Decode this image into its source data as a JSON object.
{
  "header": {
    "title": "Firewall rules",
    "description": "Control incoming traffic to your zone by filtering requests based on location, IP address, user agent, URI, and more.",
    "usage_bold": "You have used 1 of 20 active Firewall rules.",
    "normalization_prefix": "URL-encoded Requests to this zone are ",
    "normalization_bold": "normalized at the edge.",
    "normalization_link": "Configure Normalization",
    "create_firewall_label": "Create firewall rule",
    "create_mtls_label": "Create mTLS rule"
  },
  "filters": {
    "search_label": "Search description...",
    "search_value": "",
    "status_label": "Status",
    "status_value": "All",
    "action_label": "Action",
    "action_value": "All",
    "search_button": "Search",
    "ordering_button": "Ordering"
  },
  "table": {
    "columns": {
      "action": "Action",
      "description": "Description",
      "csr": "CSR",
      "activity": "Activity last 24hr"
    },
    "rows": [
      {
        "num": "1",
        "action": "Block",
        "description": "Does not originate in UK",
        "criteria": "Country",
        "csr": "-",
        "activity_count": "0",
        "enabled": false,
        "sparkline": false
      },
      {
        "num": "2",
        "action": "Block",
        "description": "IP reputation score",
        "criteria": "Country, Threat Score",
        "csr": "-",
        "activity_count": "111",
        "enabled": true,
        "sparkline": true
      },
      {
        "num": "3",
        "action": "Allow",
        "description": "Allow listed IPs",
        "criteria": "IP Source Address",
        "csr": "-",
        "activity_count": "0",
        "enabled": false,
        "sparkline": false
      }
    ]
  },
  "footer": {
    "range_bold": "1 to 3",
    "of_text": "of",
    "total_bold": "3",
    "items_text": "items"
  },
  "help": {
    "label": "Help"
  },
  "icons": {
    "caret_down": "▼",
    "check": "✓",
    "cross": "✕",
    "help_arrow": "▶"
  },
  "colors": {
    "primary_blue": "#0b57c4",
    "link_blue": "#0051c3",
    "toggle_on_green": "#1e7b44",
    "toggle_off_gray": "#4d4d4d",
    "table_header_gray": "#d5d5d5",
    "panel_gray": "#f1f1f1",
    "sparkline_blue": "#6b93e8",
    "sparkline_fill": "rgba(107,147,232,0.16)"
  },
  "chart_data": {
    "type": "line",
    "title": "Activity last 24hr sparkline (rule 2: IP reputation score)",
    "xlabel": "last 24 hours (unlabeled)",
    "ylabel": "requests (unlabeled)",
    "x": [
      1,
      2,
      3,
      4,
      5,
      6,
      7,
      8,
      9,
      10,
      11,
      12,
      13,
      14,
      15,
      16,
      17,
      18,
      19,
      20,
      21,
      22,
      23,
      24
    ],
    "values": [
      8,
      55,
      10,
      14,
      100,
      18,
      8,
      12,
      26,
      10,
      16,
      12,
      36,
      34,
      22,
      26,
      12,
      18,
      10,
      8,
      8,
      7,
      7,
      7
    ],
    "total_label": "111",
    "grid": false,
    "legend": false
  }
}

Exercise requirements => Extract the complete listing verbatim.

Task response =>
Decode this image into its source data as a JSON object.
{
  "header": {
    "title": "Firewall rules",
    "description": "Control incoming traffic to your zone by filtering requests based on location, IP address, user agent, URI, and more.",
    "usage_bold": "You have used 1 of 20 active Firewall rules.",
    "normalization_prefix": "URL-encoded Requests to this zone are ",
    "normalization_bold": "normalized at the edge.",
    "normalization_link": "Configure Normalization",
    "create_firewall_label": "Create firewall rule",
    "create_mtls_label": "Create mTLS rule"
  },
  "filters": {
    "search_label": "Search description...",
    "search_value": "",
    "status_label": "Status",
    "status_value": "All",
    "action_label": "Action",
    "action_value": "All",
    "search_button": "Search",
    "ordering_button": "Ordering"
  },
  "table": {
    "columns": {
      "action": "Action",
      "description": "Description",
      "csr": "CSR",
      "activity": "Activity last 24hr"
    },
    "rows": [
      {
        "num": "1",
        "action": "Block",
        "description": "Does not originate in UK",
        "criteria": "Country",
        "csr": "-",
        "activity_count": "0",
        "enabled": false,
        "sparkline": false
      },
      {
        "num": "2",
        "action": "Block",
        "description": "IP reputation score",
        "criteria": "Country, Threat Score",
        "csr": "-",
        "activity_count": "111",
        "enabled": true,
        "sparkline": true
      },
      {
        "num": "3",
        "action": "Allow",
        "description": "Allow listed IPs",
        "criteria": "IP Source Address",
        "csr": "-",
        "activity_count": "0",
        "enabled": false,
        "sparkline": false
      }
    ]
  },
  "footer": {
    "range_bold": "1 to 3",
    "of_text": "of",
    "total_bold": "3",
    "items_text": "items"
  },
  "help": {
    "label": "Help"
  },
  "icons": {
    "caret_down": "▼",
    "check": "✓",
    "cross": "✕",
    "help_arrow": "▶"
  },
  "colors": {
    "primary_blue": "#0b57c4",
    "link_blue": "#0051c3",
    "toggle_on_green": "#1e7b44",
    "toggle_off_gray": "#4d4d4d",
    "table_header_gray": "#d5d5d5",
    "panel_gray": "#f1f1f1",
    "sparkline_blue": "#6b93e8",
    "sparkline_fill": "rgba(107,147,232,0.16)"
  },
  "chart_data": {
    "type": "line",
    "title": "Activity last 24hr sparkline (rule 2: IP reputation score)",
    "xlabel": "last 24 hours (unlabeled)",
    "ylabel": "requests (unlabeled)",
    "x": [
      1,
      2,
      3,
      4,
      5,
      6,
      7,
      8,
      9,
      10,
      11,
      12,
      13,
      14,
      15,
      16,
      17,
      18,
      19,
      20,
      21,
      22,
      23,
      24
    ],
    "values": [
      8,
      55,
      10,
      14,
      100,
      18,
      8,
      12,
      26,
      10,
      16,
      12,
      36,
      34,
      22,
      26,
      12,
      18,
      10,
      8,
      8,
      7,
      7,
      7
    ],
    "total_label": "111",
    "grid": false,
    "legend": false
  }
}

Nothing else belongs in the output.